Quote the full listing word for word.

[Dataset items]
--------------------------------------------------

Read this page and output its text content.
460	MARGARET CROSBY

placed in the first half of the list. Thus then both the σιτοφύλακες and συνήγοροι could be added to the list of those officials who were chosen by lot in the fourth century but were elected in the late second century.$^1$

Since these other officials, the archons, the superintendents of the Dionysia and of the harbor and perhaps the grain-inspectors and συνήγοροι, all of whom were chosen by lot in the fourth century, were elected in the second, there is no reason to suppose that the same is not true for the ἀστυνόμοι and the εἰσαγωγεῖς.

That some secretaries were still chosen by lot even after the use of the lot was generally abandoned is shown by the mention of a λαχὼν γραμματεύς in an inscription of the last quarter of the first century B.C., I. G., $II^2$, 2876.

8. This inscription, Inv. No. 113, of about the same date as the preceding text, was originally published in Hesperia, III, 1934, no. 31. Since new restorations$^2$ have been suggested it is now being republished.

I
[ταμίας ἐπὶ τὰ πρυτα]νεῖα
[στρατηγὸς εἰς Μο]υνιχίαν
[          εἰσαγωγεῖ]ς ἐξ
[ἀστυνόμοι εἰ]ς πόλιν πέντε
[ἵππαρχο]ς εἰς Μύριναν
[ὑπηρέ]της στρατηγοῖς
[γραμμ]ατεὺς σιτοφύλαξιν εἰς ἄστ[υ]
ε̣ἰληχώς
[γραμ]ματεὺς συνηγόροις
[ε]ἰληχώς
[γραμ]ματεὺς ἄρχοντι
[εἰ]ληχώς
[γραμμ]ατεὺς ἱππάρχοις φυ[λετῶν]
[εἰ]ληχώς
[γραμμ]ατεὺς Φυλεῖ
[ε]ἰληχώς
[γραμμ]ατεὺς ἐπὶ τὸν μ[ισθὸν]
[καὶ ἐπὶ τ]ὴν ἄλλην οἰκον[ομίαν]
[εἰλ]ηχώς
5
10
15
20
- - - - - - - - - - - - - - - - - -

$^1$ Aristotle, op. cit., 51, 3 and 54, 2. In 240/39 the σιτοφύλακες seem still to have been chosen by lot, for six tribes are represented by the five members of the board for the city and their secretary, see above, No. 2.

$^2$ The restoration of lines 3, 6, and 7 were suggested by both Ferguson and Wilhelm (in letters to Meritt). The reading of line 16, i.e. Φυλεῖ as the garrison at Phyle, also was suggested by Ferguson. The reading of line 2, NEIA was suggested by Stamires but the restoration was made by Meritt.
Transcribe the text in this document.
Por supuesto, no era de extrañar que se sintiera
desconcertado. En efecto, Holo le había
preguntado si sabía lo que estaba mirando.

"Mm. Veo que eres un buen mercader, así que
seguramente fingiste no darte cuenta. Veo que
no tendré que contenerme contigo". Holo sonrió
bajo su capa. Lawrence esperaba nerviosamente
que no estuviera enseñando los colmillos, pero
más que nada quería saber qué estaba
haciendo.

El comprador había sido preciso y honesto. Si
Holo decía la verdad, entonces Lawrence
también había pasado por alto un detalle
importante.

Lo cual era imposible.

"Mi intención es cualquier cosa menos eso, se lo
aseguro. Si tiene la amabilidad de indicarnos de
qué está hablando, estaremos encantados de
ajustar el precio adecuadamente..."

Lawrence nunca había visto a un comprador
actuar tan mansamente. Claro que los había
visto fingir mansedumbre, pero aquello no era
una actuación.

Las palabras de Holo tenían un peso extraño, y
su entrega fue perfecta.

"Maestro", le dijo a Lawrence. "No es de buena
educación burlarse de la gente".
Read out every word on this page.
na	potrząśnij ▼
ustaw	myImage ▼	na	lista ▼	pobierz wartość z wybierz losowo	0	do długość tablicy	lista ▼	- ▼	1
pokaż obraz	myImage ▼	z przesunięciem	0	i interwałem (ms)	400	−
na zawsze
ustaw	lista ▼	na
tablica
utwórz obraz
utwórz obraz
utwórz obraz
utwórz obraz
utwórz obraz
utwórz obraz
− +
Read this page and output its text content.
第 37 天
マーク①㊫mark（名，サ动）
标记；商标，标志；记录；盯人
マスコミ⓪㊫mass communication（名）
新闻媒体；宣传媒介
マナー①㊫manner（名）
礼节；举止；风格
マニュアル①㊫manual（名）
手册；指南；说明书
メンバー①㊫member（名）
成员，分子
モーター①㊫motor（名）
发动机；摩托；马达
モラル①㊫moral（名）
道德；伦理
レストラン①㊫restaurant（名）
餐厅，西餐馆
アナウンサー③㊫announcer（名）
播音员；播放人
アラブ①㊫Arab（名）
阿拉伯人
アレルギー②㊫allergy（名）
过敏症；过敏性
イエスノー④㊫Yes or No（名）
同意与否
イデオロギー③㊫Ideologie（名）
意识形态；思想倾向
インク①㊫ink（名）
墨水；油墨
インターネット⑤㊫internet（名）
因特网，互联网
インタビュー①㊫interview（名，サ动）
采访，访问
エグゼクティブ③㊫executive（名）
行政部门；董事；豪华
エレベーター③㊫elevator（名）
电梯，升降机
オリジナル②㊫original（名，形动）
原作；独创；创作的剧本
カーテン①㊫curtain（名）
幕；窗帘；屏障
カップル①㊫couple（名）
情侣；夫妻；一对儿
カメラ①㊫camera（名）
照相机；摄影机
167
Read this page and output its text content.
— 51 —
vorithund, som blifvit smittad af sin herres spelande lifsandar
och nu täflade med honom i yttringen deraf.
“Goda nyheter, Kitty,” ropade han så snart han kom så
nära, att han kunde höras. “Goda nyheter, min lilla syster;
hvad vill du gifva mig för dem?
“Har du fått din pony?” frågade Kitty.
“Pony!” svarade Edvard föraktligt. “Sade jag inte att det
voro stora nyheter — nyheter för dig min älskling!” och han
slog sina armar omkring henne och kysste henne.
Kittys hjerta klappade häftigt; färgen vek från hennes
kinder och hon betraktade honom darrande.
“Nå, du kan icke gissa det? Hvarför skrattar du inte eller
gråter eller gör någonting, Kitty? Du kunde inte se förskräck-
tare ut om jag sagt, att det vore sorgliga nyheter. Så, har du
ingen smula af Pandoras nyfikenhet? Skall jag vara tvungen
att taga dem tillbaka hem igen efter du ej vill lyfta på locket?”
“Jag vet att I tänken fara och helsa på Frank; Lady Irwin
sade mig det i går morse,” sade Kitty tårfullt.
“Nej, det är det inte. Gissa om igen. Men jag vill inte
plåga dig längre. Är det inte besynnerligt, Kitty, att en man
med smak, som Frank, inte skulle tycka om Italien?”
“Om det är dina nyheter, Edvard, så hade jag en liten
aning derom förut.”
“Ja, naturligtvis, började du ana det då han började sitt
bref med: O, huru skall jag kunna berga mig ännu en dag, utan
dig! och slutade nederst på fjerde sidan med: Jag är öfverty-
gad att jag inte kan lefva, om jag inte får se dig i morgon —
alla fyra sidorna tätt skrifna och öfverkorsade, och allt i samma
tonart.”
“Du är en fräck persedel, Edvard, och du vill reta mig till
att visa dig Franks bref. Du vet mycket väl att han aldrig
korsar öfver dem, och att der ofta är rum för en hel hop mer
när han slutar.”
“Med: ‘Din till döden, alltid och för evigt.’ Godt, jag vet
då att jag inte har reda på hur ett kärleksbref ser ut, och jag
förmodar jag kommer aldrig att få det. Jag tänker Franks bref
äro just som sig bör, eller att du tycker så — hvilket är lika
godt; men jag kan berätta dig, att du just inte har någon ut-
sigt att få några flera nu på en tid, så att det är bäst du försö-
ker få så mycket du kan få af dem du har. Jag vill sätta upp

--------------------------------------------------

Answer to the task |
Read this page and output its text content.
460	MARGARET CROSBY

placed in the first half of the list. Thus then both the σιτοφύλακες and συνήγοροι could be added to the list of those officials who were chosen by lot in the fourth century but were elected in the late second century.$^1$

Since these other officials, the archons, the superintendents of the Dionysia and of the harbor and perhaps the grain-inspectors and συνήγοροι, all of whom were chosen by lot in the fourth century, were elected in the second, there is no reason to suppose that the same is not true for the ἀστυνόμοι and the εἰσαγωγεῖς.

That some secretaries were still chosen by lot even after the use of the lot was generally abandoned is shown by the mention of a λαχὼν γραμματεύς in an inscription of the last quarter of the first century B.C., I. G., $II^2$, 2876.

8. This inscription, Inv. No. 113, of about the same date as the preceding text, was originally published in Hesperia, III, 1934, no. 31. Since new restorations$^2$ have been suggested it is now being republished.

I
[ταμίας ἐπὶ τὰ πρυτα]νεῖα
[στρατηγὸς εἰς Μο]υνιχίαν
[          εἰσαγωγεῖ]ς ἐξ
[ἀστυνόμοι εἰ]ς πόλιν πέντε
[ἵππαρχο]ς εἰς Μύριναν
[ὑπηρέ]της στρατηγοῖς
[γραμμ]ατεὺς σιτοφύλαξιν εἰς ἄστ[υ]
ε̣ἰληχώς
[γραμ]ματεὺς συνηγόροις
[ε]ἰληχώς
[γραμ]ματεὺς ἄρχοντι
[εἰ]ληχώς
[γραμμ]ατεὺς ἱππάρχοις φυ[λετῶν]
[εἰ]ληχώς
[γραμμ]ατεὺς Φυλεῖ
[ε]ἰληχώς
[γραμμ]ατεὺς ἐπὶ τὸν μ[ισθὸν]
[καὶ ἐπὶ τ]ὴν ἄλλην οἰκον[ομίαν]
[εἰλ]ηχώς
5
10
15
20
- - - - - - - - - - - - - - - - - -

$^1$ Aristotle, op. cit., 51, 3 and 54, 2. In 240/39 the σιτοφύλακες seem still to have been chosen by lot, for six tribes are represented by the five members of the board for the city and their secretary, see above, No. 2.

$^2$ The restoration of lines 3, 6, and 7 were suggested by both Ferguson and Wilhelm (in letters to Meritt). The reading of line 16, i.e. Φυλεῖ as the garrison at Phyle, also was suggested by Ferguson. The reading of line 2, NEIA was suggested by Stamires but the restoration was made by Meritt.
Transcribe the text in this document.
Por supuesto, no era de extrañar que se sintiera
desconcertado. En efecto, Holo le había
preguntado si sabía lo que estaba mirando.

"Mm. Veo que eres un buen mercader, así que
seguramente fingiste no darte cuenta. Veo que
no tendré que contenerme contigo". Holo sonrió
bajo su capa. Lawrence esperaba nerviosamente
que no estuviera enseñando los colmillos, pero
más que nada quería saber qué estaba
haciendo.

El comprador había sido preciso y honesto. Si
Holo decía la verdad, entonces Lawrence
también había pasado por alto un detalle
importante.

Lo cual era imposible.

"Mi intención es cualquier cosa menos eso, se lo
aseguro. Si tiene la amabilidad de indicarnos de
qué está hablando, estaremos encantados de
ajustar el precio adecuadamente..."

Lawrence nunca había visto a un comprador
actuar tan mansamente. Claro que los había
visto fingir mansedumbre, pero aquello no era
una actuación.

Las palabras de Holo tenían un peso extraño, y
su entrega fue perfecta.

"Maestro", le dijo a Lawrence. "No es de buena
educación burlarse de la gente".
Read out every word on this page.
na	potrząśnij ▼
ustaw	myImage ▼	na	lista ▼	pobierz wartość z wybierz losowo	0	do długość tablicy	lista ▼	- ▼	1
pokaż obraz	myImage ▼	z przesunięciem	0	i interwałem (ms)	400	−
na zawsze
ustaw	lista ▼	na
tablica
utwórz obraz
utwórz obraz
utwórz obraz
utwórz obraz
utwórz obraz
utwórz obraz
− +
Read this page and output its text content.
第 37 天
マーク①㊫mark（名，サ动）
标记；商标，标志；记录；盯人
マスコミ⓪㊫mass communication（名）
新闻媒体；宣传媒介
マナー①㊫manner（名）
礼节；举止；风格
マニュアル①㊫manual（名）
手册；指南；说明书
メンバー①㊫member（名）
成员，分子
モーター①㊫motor（名）
发动机；摩托；马达
モラル①㊫moral（名）
道德；伦理
レストラン①㊫restaurant（名）
餐厅，西餐馆
アナウンサー③㊫announcer（名）
播音员；播放人
アラブ①㊫Arab（名）
阿拉伯人
アレルギー②㊫allergy（名）
过敏症；过敏性
イエスノー④㊫Yes or No（名）
同意与否
イデオロギー③㊫Ideologie（名）
意识形态；思想倾向
インク①㊫ink（名）
墨水；油墨
インターネット⑤㊫internet（名）
因特网，互联网
インタビュー①㊫interview（名，サ动）
采访，访问
エグゼクティブ③㊫executive（名）
行政部门；董事；豪华
エレベーター③㊫elevator（名）
电梯，升降机
オリジナル②㊫original（名，形动）
原作；独创；创作的剧本
カーテン①㊫curtain（名）
幕；窗帘；屏障
カップル①㊫couple（名）
情侣；夫妻；一对儿
カメラ①㊫camera（名）
照相机；摄影机
167
Read this page and output its text content.
— 51 —
vorithund, som blifvit smittad af sin herres spelande lifsandar
och nu täflade med honom i yttringen deraf.
“Goda nyheter, Kitty,” ropade han så snart han kom så
nära, att han kunde höras. “Goda nyheter, min lilla syster;
hvad vill du gifva mig för dem?
“Har du fått din pony?” frågade Kitty.
“Pony!” svarade Edvard föraktligt. “Sade jag inte att det
voro stora nyheter — nyheter för dig min älskling!” och han
slog sina armar omkring henne och kysste henne.
Kittys hjerta klappade häftigt; färgen vek från hennes
kinder och hon betraktade honom darrande.
“Nå, du kan icke gissa det? Hvarför skrattar du inte eller
gråter eller gör någonting, Kitty? Du kunde inte se förskräck-
tare ut om jag sagt, att det vore sorgliga nyheter. Så, har du
ingen smula af Pandoras nyfikenhet? Skall jag vara tvungen
att taga dem tillbaka hem igen efter du ej vill lyfta på locket?”
“Jag vet att I tänken fara och helsa på Frank; Lady Irwin
sade mig det i går morse,” sade Kitty tårfullt.
“Nej, det är det inte. Gissa om igen. Men jag vill inte
plåga dig längre. Är det inte besynnerligt, Kitty, att en man
med smak, som Frank, inte skulle tycka om Italien?”
“Om det är dina nyheter, Edvard, så hade jag en liten
aning derom förut.”
“Ja, naturligtvis, började du ana det då han började sitt
bref med: O, huru skall jag kunna berga mig ännu en dag, utan
dig! och slutade nederst på fjerde sidan med: Jag är öfverty-
gad att jag inte kan lefva, om jag inte får se dig i morgon —
alla fyra sidorna tätt skrifna och öfverkorsade, och allt i samma
tonart.”
“Du är en fräck persedel, Edvard, och du vill reta mig till
att visa dig Franks bref. Du vet mycket väl att han aldrig
korsar öfver dem, och att der ofta är rum för en hel hop mer
när han slutar.”
“Med: ‘Din till döden, alltid och för evigt.’ Godt, jag vet
då att jag inte har reda på hur ett kärleksbref ser ut, och jag
förmodar jag kommer aldrig att få det. Jag tänker Franks bref
äro just som sig bör, eller att du tycker så — hvilket är lika
godt; men jag kan berätta dig, att du just inte har någon ut-
sigt att få några flera nu på en tid, så att det är bäst du försö-
ker få så mycket du kan få af dem du har. Jag vill sätta upp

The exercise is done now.